**Aim of the exercise**
Repeat the listing word for word. No pictures belong in the copy.
──────── Data section ────────
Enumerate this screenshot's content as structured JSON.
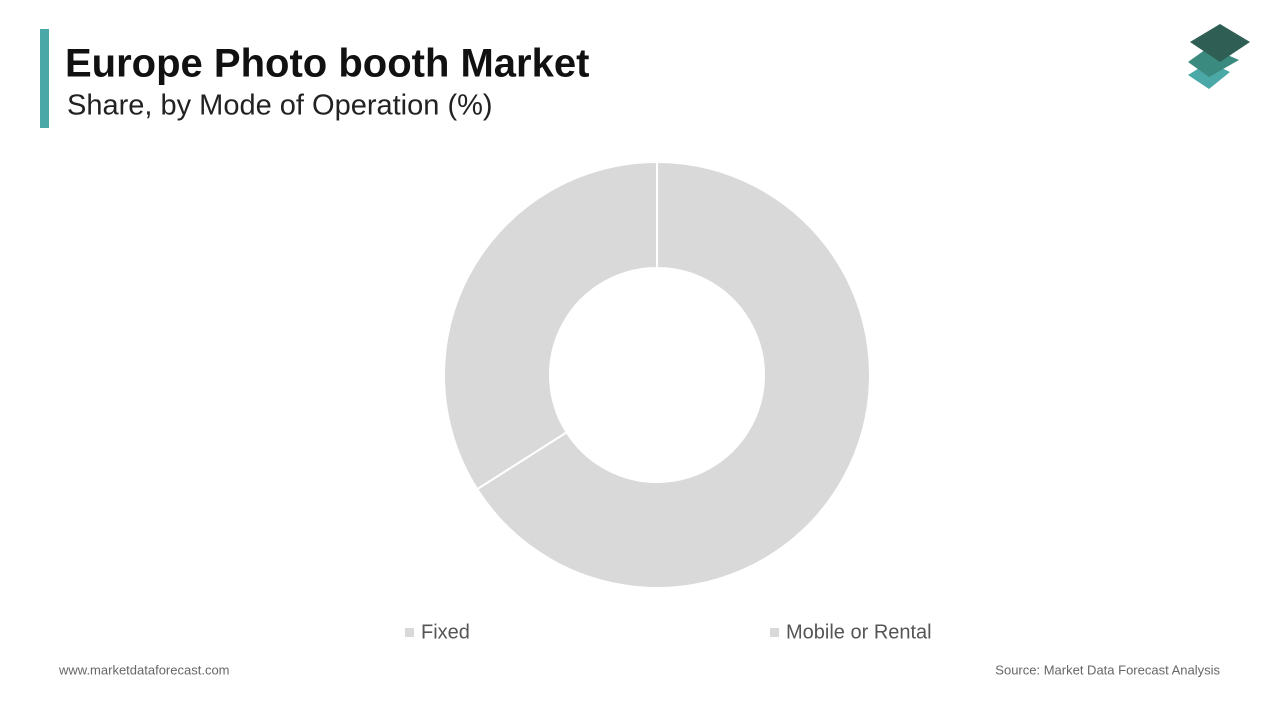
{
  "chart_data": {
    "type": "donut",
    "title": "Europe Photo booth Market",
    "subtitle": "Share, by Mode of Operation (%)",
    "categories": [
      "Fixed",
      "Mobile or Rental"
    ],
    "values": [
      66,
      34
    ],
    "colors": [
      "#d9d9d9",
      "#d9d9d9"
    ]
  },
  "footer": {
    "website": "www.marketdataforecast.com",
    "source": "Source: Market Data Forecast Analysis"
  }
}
────────
**Full answer**
Enumerate this screenshot's content as structured JSON.
{
  "chart_data": {
    "type": "donut",
    "title": "Europe Photo booth Market",
    "subtitle": "Share, by Mode of Operation (%)",
    "categories": [
      "Fixed",
      "Mobile or Rental"
    ],
    "values": [
      66,
      34
    ],
    "colors": [
      "#d9d9d9",
      "#d9d9d9"
    ]
  },
  "footer": {
    "website": "www.marketdataforecast.com",
    "source": "Source: Market Data Forecast Analysis"
  }
}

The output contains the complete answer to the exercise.